Your task is to output all the records below, word for word.
****************
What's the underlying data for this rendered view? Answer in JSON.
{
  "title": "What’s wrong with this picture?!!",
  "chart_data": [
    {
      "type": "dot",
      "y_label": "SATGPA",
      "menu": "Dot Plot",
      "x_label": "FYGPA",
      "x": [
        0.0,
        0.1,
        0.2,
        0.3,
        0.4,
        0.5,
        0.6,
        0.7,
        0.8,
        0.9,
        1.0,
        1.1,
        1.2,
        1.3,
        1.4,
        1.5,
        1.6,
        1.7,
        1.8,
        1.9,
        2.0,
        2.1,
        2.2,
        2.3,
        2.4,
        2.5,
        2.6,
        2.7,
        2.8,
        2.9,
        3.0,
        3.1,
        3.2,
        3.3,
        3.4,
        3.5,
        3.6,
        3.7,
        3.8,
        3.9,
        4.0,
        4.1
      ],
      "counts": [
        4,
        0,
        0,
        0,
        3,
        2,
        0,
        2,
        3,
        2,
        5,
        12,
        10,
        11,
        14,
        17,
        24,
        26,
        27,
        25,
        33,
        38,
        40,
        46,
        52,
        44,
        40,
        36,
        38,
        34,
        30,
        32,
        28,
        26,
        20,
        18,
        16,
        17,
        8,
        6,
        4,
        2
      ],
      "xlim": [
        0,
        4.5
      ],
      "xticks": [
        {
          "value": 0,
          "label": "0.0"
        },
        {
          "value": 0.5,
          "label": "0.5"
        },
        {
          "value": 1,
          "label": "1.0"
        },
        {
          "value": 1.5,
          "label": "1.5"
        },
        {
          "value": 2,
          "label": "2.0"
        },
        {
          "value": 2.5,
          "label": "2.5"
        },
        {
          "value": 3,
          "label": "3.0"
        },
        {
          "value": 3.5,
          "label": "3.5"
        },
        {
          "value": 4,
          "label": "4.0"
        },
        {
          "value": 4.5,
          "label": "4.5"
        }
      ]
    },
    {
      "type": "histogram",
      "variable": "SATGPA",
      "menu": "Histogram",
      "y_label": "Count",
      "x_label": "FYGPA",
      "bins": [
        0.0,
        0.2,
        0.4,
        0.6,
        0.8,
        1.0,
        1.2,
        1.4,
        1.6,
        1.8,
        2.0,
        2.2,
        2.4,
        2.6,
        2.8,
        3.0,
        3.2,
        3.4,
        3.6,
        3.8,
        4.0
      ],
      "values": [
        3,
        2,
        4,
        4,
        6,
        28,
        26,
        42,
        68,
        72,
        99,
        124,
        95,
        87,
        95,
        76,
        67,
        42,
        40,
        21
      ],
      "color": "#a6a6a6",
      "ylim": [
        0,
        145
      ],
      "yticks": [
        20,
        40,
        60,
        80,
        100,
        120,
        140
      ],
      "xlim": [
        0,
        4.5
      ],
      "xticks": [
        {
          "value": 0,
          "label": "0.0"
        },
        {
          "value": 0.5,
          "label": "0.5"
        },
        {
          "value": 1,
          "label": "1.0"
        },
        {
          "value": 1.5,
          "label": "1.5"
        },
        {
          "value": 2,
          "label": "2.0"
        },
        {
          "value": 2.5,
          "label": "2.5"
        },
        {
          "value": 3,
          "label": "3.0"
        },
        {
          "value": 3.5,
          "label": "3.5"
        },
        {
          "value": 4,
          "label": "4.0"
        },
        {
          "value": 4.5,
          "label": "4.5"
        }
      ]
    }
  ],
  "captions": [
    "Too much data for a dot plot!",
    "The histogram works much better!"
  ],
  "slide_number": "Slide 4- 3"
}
****************
» **Result of this exercise**:
What's the underlying data for this rendered view? Answer in JSON.
{
  "title": "What’s wrong with this picture?!!",
  "chart_data": [
    {
      "type": "dot",
      "y_label": "SATGPA",
      "menu": "Dot Plot",
      "x_label": "FYGPA",
      "x": [
        0.0,
        0.1,
        0.2,
        0.3,
        0.4,
        0.5,
        0.6,
        0.7,
        0.8,
        0.9,
        1.0,
        1.1,
        1.2,
        1.3,
        1.4,
        1.5,
        1.6,
        1.7,
        1.8,
        1.9,
        2.0,
        2.1,
        2.2,
        2.3,
        2.4,
        2.5,
        2.6,
        2.7,
        2.8,
        2.9,
        3.0,
        3.1,
        3.2,
        3.3,
        3.4,
        3.5,
        3.6,
        3.7,
        3.8,
        3.9,
        4.0,
        4.1
      ],
      "counts": [
        4,
        0,
        0,
        0,
        3,
        2,
        0,
        2,
        3,
        2,
        5,
        12,
        10,
        11,
        14,
        17,
        24,
        26,
        27,
        25,
        33,
        38,
        40,
        46,
        52,
        44,
        40,
        36,
        38,
        34,
        30,
        32,
        28,
        26,
        20,
        18,
        16,
        17,
        8,
        6,
        4,
        2
      ],
      "xlim": [
        0,
        4.5
      ],
      "xticks": [
        {
          "value": 0,
          "label": "0.0"
        },
        {
          "value": 0.5,
          "label": "0.5"
        },
        {
          "value": 1,
          "label": "1.0"
        },
        {
          "value": 1.5,
          "label": "1.5"
        },
        {
          "value": 2,
          "label": "2.0"
        },
        {
          "value": 2.5,
          "label": "2.5"
        },
        {
          "value": 3,
          "label": "3.0"
        },
        {
          "value": 3.5,
          "label": "3.5"
        },
        {
          "value": 4,
          "label": "4.0"
        },
        {
          "value": 4.5,
          "label": "4.5"
        }
      ]
    },
    {
      "type": "histogram",
      "variable": "SATGPA",
      "menu": "Histogram",
      "y_label": "Count",
      "x_label": "FYGPA",
      "bins": [
        0.0,
        0.2,
        0.4,
        0.6,
        0.8,
        1.0,
        1.2,
        1.4,
        1.6,
        1.8,
        2.0,
        2.2,
        2.4,
        2.6,
        2.8,
        3.0,
        3.2,
        3.4,
        3.6,
        3.8,
        4.0
      ],
      "values": [
        3,
        2,
        4,
        4,
        6,
        28,
        26,
        42,
        68,
        72,
        99,
        124,
        95,
        87,
        95,
        76,
        67,
        42,
        40,
        21
      ],
      "color": "#a6a6a6",
      "ylim": [
        0,
        145
      ],
      "yticks": [
        20,
        40,
        60,
        80,
        100,
        120,
        140
      ],
      "xlim": [
        0,
        4.5
      ],
      "xticks": [
        {
          "value": 0,
          "label": "0.0"
        },
        {
          "value": 0.5,
          "label": "0.5"
        },
        {
          "value": 1,
          "label": "1.0"
        },
        {
          "value": 1.5,
          "label": "1.5"
        },
        {
          "value": 2,
          "label": "2.0"
        },
        {
          "value": 2.5,
          "label": "2.5"
        },
        {
          "value": 3,
          "label": "3.0"
        },
        {
          "value": 3.5,
          "label": "3.5"
        },
        {
          "value": 4,
          "label": "4.0"
        },
        {
          "value": 4.5,
          "label": "4.5"
        }
      ]
    }
  ],
  "captions": [
    "Too much data for a dot plot!",
    "The histogram works much better!"
  ],
  "slide_number": "Slide 4- 3"
}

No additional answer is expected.